== WHAT NEEDS TO BE DONE ==
Extend the passage on whether computer-controlled game bots cheat, starting after its last sentence.

== EXCERPTED TEXT

The answer to this is somewhat complicated. Since computer controlled opponents cannot perceive a game world in the same way that a human does, by some strict definitions, one might say that a bot must do limited cheating to even function at all, although that is the case in any and every game that one plays against computer controlled opponents. The key is that most A.I. developers have as their primary goal, creating a computer controlled opponent which is fun to play against, and that typically requires artificially restricting what the bot can "know" about the environment, and faking things like reaction times, etc.
Some examples of things that might be considered cheating
- Bots 'see' by doing collision tests with the environment. This means that in order to determine if a bot can 'see' another player, a ray to world collision check is shot from the bots eye to the target. If this ray doesn't collide with anything, such as walls, other players, props, etc, we would consider the object visible. If the ray does hit something we consider the view blocked.
This mechanism is both a strength and a weakness of bot AI. The strength, and the potential for cheat accusations to come about, are often due to the reliance on collision to determine visibility. For example, many games have foliage in their outdoor maps. Grass, bushes, trees, etc. Often these sort of things do not have any kind of collision on them, so they don't obstruct the view of a bot at all. To counter this, some games go through extra efforts to simulate obstruction through foliage. Some bots don't make such compensations, so in maps that contain objects that to humans might be considered cover because they block your view with partially opaque geometry, sometimes the bot is able to see right through them as if they weren't there. This also comes into play with game elements such as flash bangs, smoke grenades, tear gas, or other things that might to a human player be based around altering the rendering of a human players screen. These sort of effects are often faked with bots, in one way or another through much simpler mechanisms. For example, smoke bombs in ET are treated as temporary view occluders to Omni-bot.

====
== DATA EXTRACT

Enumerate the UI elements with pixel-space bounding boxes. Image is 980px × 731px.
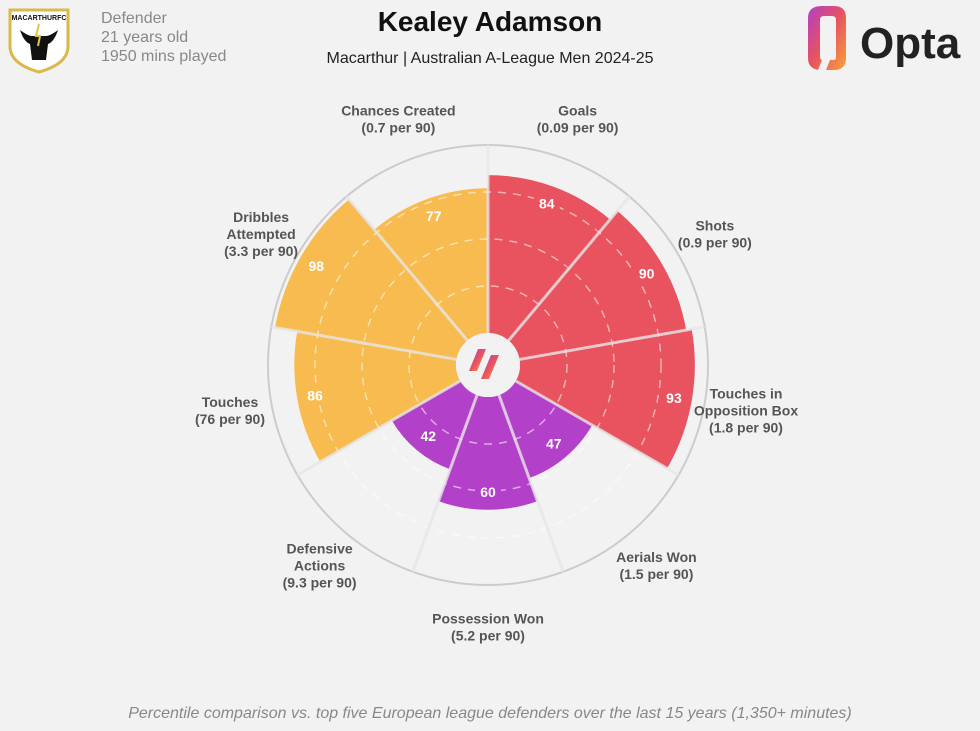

====

== RESULT FOR THIS EXERCISE ==
A weakness of this visibility method, is that it gives the bot a very rough view of the environment. At the simplest level, a bot might cast a single ray from his eye to the enemy eye or enemy position to see if it can 'see' them. If the ray hits something, he can't see it, if it doesn't hit anything, he can see it. The problem with relying on a single raycast to make this determination, is that in reality that one spot on the target might be obstructed, while the rest of the target might be visible. Due to this, sometimes bot authors do several raycasts at different positions on the target, to account for the possibility of partially obstructed targets. This results in a better view system, at the expense of requiring more processing. In extreme cases, a bot might cast a ray to every body part or bone on the target. This would give excellent resolution to the bot, but at a high cpu cost. Ultimately it depends on how accurate the bot author wants them to be. Most games typically don't notice slight inaccuracies in the resolution of the bots view system, while a slower paced tactical game might benefit more from it.
Also under the category of cheating, it is true that as a server side mod, the bot author technically has full access to where everything and everyone is in the game. It is fully within the capabilities of a bot coder to make the bots fully aware of everyone and everything. As a matter of fact, that would be the easiest way to make a bot. Fortunately, most bot authors don't like their bot to cheat that badly, which is why a bots knowledge of the world is heavily filtered, usually by parameters that mimic the view capabilities of a human player as close as possible, like the field of view, view distance, and whether the view is obstructed, usually by doing ray cast collision checks.
Finally, the subject most often accused of cheating is a bots aiming. It is very easy to make a bot shoot exactly on target every time. Some bots have implemented aiming systems that have resulted in an almost superhuman accuracy. These bots are rarely fun to play, and most bot coders also put a lot of effort into a more human-like aiming system, with properties such as a limiting turn rate, minimum reaction times to even 'notice' a target, and adding acceleration/deceleration to aiming, both for smoothness and for less robotic behavior.
In the end, bot AI, and game AI for that matter almost always cheats to some degree. It isn't feasible, both in time and processing power, to make an AI work exactly like a human. Some cheating is inevitable, but a good bot will not make it obvious that they are cheating. It's all about being fun for the human players, and sometimes the code has to be written to work around the fact that bots don't see a rendered world at all like players, and sometimes have very limited or non existent hearing capabilities too. Ultimately it doesn't matter, as long as the gaming experience is fun.
Omni-bot is a project with much bigger goals than just being a bot.
From the start of development, the intent was for Omni-bot to be a bot capable of being easily ported to different engines, and different mods within those engines. Essentially it was to be the first cross game and cross mod bot. It was my desire from the start that the Omni-bot code would primarily be contained seperately from the game, and interact with the game in a standardized manner that could be easily ported to other engines and mods with minimal work. The vast majority of the Omni-bot code is shared between all supported games and mods.
The Omni-bot goals were pretty ambitious.
- Create a bot that was easily portable to completely different engines and mods.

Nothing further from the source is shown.